(Figure record listings)
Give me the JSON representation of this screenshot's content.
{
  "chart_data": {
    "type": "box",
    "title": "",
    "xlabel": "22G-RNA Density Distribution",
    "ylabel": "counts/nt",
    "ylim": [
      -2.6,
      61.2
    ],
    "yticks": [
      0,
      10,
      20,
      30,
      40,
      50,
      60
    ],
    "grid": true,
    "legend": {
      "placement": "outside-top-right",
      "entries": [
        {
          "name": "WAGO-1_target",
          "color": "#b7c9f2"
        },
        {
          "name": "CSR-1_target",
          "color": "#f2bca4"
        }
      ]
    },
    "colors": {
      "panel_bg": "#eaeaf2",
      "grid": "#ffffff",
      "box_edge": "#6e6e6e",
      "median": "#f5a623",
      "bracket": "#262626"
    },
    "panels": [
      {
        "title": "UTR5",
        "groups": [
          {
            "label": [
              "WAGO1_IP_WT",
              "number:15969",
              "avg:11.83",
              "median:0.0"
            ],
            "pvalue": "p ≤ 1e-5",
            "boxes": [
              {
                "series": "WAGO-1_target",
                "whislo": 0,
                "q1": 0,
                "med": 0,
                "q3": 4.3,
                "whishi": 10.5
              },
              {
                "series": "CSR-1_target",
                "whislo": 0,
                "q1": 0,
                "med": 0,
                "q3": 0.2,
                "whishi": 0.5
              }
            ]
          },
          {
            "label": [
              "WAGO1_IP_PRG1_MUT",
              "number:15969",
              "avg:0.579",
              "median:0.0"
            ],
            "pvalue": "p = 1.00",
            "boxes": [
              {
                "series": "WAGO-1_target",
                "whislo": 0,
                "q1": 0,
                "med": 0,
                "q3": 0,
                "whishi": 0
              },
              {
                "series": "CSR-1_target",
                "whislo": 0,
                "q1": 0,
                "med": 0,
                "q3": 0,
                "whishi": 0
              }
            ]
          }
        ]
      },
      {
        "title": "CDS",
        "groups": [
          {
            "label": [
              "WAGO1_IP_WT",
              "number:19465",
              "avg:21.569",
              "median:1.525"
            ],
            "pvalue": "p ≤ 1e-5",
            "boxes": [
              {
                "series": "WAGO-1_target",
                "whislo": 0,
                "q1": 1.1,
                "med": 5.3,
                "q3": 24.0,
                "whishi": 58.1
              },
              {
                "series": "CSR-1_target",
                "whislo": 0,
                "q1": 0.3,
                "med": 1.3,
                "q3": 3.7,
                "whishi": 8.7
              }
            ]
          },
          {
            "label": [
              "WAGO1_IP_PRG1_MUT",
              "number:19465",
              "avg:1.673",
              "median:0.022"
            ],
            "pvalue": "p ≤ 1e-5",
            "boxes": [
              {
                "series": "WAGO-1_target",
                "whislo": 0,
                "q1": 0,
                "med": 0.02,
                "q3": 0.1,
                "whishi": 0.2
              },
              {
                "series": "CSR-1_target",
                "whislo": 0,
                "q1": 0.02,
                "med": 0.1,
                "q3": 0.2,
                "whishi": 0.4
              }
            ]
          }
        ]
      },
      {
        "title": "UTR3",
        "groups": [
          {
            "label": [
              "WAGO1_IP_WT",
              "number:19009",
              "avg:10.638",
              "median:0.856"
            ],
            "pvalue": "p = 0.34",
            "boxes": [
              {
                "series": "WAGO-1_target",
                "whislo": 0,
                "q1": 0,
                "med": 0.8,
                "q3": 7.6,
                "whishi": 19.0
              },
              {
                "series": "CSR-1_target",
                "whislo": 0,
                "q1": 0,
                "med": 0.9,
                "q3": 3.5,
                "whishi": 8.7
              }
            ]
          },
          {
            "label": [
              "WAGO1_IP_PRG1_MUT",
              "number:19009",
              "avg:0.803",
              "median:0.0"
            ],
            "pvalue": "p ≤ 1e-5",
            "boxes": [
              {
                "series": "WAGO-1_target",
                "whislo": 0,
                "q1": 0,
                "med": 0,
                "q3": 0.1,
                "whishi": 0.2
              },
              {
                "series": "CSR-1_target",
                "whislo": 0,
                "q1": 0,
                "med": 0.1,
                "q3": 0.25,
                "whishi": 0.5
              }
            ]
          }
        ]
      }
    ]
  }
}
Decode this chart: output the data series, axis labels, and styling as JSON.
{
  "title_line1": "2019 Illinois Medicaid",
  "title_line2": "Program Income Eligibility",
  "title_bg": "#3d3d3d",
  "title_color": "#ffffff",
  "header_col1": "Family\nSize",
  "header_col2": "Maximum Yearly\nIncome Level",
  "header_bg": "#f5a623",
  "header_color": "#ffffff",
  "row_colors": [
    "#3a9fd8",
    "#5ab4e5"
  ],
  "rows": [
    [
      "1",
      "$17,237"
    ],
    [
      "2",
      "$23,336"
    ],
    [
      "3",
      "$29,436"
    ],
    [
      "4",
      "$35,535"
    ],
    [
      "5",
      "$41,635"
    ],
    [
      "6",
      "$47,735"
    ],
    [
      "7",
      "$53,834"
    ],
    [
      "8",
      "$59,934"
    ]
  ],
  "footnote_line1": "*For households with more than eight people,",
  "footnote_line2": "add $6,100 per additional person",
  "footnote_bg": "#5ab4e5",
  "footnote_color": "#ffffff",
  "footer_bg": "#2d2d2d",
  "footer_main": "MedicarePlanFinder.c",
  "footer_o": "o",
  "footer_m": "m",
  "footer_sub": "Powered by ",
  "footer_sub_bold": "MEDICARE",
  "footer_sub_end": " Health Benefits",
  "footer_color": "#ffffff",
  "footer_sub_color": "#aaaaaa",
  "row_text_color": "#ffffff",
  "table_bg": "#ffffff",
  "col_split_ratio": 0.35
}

| GOAL |
Print the complete listing again, exactly as it stands.

| SOLUTION TO THIS PROBLEM |
Give me the JSON representation of this screenshot's content.
{
  "chart_data": {
    "type": "box",
    "title": "",
    "xlabel": "22G-RNA Density Distribution",
    "ylabel": "counts/nt",
    "ylim": [
      -2.6,
      61.2
    ],
    "yticks": [
      0,
      10,
      20,
      30,
      40,
      50,
      60
    ],
    "grid": true,
    "legend": {
      "placement": "outside-top-right",
      "entries": [
        {
          "name": "WAGO-1_target",
          "color": "#b7c9f2"
        },
        {
          "name": "CSR-1_target",
          "color": "#f2bca4"
        }
      ]
    },
    "colors": {
      "panel_bg": "#eaeaf2",
      "grid": "#ffffff",
      "box_edge": "#6e6e6e",
      "median": "#f5a623",
      "bracket": "#262626"
    },
    "panels": [
      {
        "title": "UTR5",
        "groups": [
          {
            "label": [
              "WAGO1_IP_WT",
              "number:15969",
              "avg:11.83",
              "median:0.0"
            ],
            "pvalue": "p ≤ 1e-5",
            "boxes": [
              {
                "series": "WAGO-1_target",
                "whislo": 0,
                "q1": 0,
                "med": 0,
                "q3": 4.3,
                "whishi": 10.5
              },
              {
                "series": "CSR-1_target",
                "whislo": 0,
                "q1": 0,
                "med": 0,
                "q3": 0.2,
                "whishi": 0.5
              }
            ]
          },
          {
            "label": [
              "WAGO1_IP_PRG1_MUT",
              "number:15969",
              "avg:0.579",
              "median:0.0"
            ],
            "pvalue": "p = 1.00",
            "boxes": [
              {
                "series": "WAGO-1_target",
                "whislo": 0,
                "q1": 0,
                "med": 0,
                "q3": 0,
                "whishi": 0
              },
              {
                "series": "CSR-1_target",
                "whislo": 0,
                "q1": 0,
                "med": 0,
                "q3": 0,
                "whishi": 0
              }
            ]
          }
        ]
      },
      {
        "title": "CDS",
        "groups": [
          {
            "label": [
              "WAGO1_IP_WT",
              "number:19465",
              "avg:21.569",
              "median:1.525"
            ],
            "pvalue": "p ≤ 1e-5",
            "boxes": [
              {
                "series": "WAGO-1_target",
                "whislo": 0,
                "q1": 1.1,
                "med": 5.3,
                "q3": 24.0,
                "whishi": 58.1
              },
              {
                "series": "CSR-1_target",
                "whislo": 0,
                "q1": 0.3,
                "med": 1.3,
                "q3": 3.7,
                "whishi": 8.7
              }
            ]
          },
          {
            "label": [
              "WAGO1_IP_PRG1_MUT",
              "number:19465",
              "avg:1.673",
              "median:0.022"
            ],
            "pvalue": "p ≤ 1e-5",
            "boxes": [
              {
                "series": "WAGO-1_target",
                "whislo": 0,
                "q1": 0,
                "med": 0.02,
                "q3": 0.1,
                "whishi": 0.2
              },
              {
                "series": "CSR-1_target",
                "whislo": 0,
                "q1": 0.02,
                "med": 0.1,
                "q3": 0.2,
                "whishi": 0.4
              }
            ]
          }
        ]
      },
      {
        "title": "UTR3",
        "groups": [
          {
            "label": [
              "WAGO1_IP_WT",
              "number:19009",
              "avg:10.638",
              "median:0.856"
            ],
            "pvalue": "p = 0.34",
            "boxes": [
              {
                "series": "WAGO-1_target",
                "whislo": 0,
                "q1": 0,
                "med": 0.8,
                "q3": 7.6,
                "whishi": 19.0
              },
              {
                "series": "CSR-1_target",
                "whislo": 0,
                "q1": 0,
                "med": 0.9,
                "q3": 3.5,
                "whishi": 8.7
              }
            ]
          },
          {
            "label": [
              "WAGO1_IP_PRG1_MUT",
              "number:19009",
              "avg:0.803",
              "median:0.0"
            ],
            "pvalue": "p ≤ 1e-5",
            "boxes": [
              {
                "series": "WAGO-1_target",
                "whislo": 0,
                "q1": 0,
                "med": 0,
                "q3": 0.1,
                "whishi": 0.2
              },
              {
                "series": "CSR-1_target",
                "whislo": 0,
                "q1": 0,
                "med": 0.1,
                "q3": 0.25,
                "whishi": 0.5
              }
            ]
          }
        ]
      }
    ]
  }
}
Decode this chart: output the data series, axis labels, and styling as JSON.
{
  "title_line1": "2019 Illinois Medicaid",
  "title_line2": "Program Income Eligibility",
  "title_bg": "#3d3d3d",
  "title_color": "#ffffff",
  "header_col1": "Family\nSize",
  "header_col2": "Maximum Yearly\nIncome Level",
  "header_bg": "#f5a623",
  "header_color": "#ffffff",
  "row_colors": [
    "#3a9fd8",
    "#5ab4e5"
  ],
  "rows": [
    [
      "1",
      "$17,237"
    ],
    [
      "2",
      "$23,336"
    ],
    [
      "3",
      "$29,436"
    ],
    [
      "4",
      "$35,535"
    ],
    [
      "5",
      "$41,635"
    ],
    [
      "6",
      "$47,735"
    ],
    [
      "7",
      "$53,834"
    ],
    [
      "8",
      "$59,934"
    ]
  ],
  "footnote_line1": "*For households with more than eight people,",
  "footnote_line2": "add $6,100 per additional person",
  "footnote_bg": "#5ab4e5",
  "footnote_color": "#ffffff",
  "footer_bg": "#2d2d2d",
  "footer_main": "MedicarePlanFinder.c",
  "footer_o": "o",
  "footer_m": "m",
  "footer_sub": "Powered by ",
  "footer_sub_bold": "MEDICARE",
  "footer_sub_end": " Health Benefits",
  "footer_color": "#ffffff",
  "footer_sub_color": "#aaaaaa",
  "row_text_color": "#ffffff",
  "table_bg": "#ffffff",
  "col_split_ratio": 0.35
}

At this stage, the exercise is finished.